Written problem
Restate each entry word for word, leaving nothing out.
— Start Provided entries —
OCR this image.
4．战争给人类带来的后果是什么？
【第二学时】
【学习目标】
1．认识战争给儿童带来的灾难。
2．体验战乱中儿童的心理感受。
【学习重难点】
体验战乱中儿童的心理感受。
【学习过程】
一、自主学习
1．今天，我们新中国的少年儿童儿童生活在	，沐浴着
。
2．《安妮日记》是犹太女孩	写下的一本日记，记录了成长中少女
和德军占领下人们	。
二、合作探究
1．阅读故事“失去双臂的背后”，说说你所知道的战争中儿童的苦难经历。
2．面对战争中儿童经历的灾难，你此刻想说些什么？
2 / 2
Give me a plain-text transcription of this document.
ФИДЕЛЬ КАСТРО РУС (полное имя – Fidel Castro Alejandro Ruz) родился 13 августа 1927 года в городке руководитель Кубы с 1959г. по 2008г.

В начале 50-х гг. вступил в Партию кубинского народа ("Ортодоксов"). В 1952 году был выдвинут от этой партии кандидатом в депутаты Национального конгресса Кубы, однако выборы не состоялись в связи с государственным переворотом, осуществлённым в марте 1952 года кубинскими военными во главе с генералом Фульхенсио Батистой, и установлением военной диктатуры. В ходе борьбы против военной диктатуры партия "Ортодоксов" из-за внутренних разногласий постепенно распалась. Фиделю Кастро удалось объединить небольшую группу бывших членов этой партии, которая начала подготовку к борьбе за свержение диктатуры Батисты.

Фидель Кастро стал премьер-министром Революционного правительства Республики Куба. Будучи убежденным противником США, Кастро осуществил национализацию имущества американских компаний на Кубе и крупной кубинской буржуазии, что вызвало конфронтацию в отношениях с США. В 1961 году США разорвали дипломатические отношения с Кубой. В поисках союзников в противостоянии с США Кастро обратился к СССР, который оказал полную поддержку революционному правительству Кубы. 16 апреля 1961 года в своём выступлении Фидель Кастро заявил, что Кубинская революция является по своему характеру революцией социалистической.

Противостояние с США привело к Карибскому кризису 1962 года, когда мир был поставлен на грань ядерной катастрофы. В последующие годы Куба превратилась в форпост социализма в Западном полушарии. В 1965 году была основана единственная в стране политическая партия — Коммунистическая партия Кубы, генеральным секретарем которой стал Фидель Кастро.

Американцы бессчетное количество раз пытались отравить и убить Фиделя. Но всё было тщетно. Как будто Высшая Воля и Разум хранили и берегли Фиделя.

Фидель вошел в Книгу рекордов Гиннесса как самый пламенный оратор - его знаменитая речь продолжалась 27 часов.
— End Provided entries —
Finished answer
OCR this image.
4．战争给人类带来的后果是什么？
【第二学时】
【学习目标】
1．认识战争给儿童带来的灾难。
2．体验战乱中儿童的心理感受。
【学习重难点】
体验战乱中儿童的心理感受。
【学习过程】
一、自主学习
1．今天，我们新中国的少年儿童儿童生活在	，沐浴着
。
2．《安妮日记》是犹太女孩	写下的一本日记，记录了成长中少女
和德军占领下人们	。
二、合作探究
1．阅读故事“失去双臂的背后”，说说你所知道的战争中儿童的苦难经历。
2．面对战争中儿童经历的灾难，你此刻想说些什么？
2 / 2
Give me a plain-text transcription of this document.
ФИДЕЛЬ КАСТРО РУС (полное имя – Fidel Castro Alejandro Ruz) родился 13 августа 1927 года в городке руководитель Кубы с 1959г. по 2008г.

В начале 50-х гг. вступил в Партию кубинского народа ("Ортодоксов"). В 1952 году был выдвинут от этой партии кандидатом в депутаты Национального конгресса Кубы, однако выборы не состоялись в связи с государственным переворотом, осуществлённым в марте 1952 года кубинскими военными во главе с генералом Фульхенсио Батистой, и установлением военной диктатуры. В ходе борьбы против военной диктатуры партия "Ортодоксов" из-за внутренних разногласий постепенно распалась. Фиделю Кастро удалось объединить небольшую группу бывших членов этой партии, которая начала подготовку к борьбе за свержение диктатуры Батисты.

Фидель Кастро стал премьер-министром Революционного правительства Республики Куба. Будучи убежденным противником США, Кастро осуществил национализацию имущества американских компаний на Кубе и крупной кубинской буржуазии, что вызвало конфронтацию в отношениях с США. В 1961 году США разорвали дипломатические отношения с Кубой. В поисках союзников в противостоянии с США Кастро обратился к СССР, который оказал полную поддержку революционному правительству Кубы. 16 апреля 1961 года в своём выступлении Фидель Кастро заявил, что Кубинская революция является по своему характеру революцией социалистической.

Противостояние с США привело к Карибскому кризису 1962 года, когда мир был поставлен на грань ядерной катастрофы. В последующие годы Куба превратилась в форпост социализма в Западном полушарии. В 1965 году была основана единственная в стране политическая партия — Коммунистическая партия Кубы, генеральным секретарем которой стал Фидель Кастро.

Американцы бессчетное количество раз пытались отравить и убить Фиделя. Но всё было тщетно. Как будто Высшая Воля и Разум хранили и берегли Фиделя.

Фидель вошел в Книгу рекордов Гиннесса как самый пламенный оратор - его знаменитая речь продолжалась 27 часов.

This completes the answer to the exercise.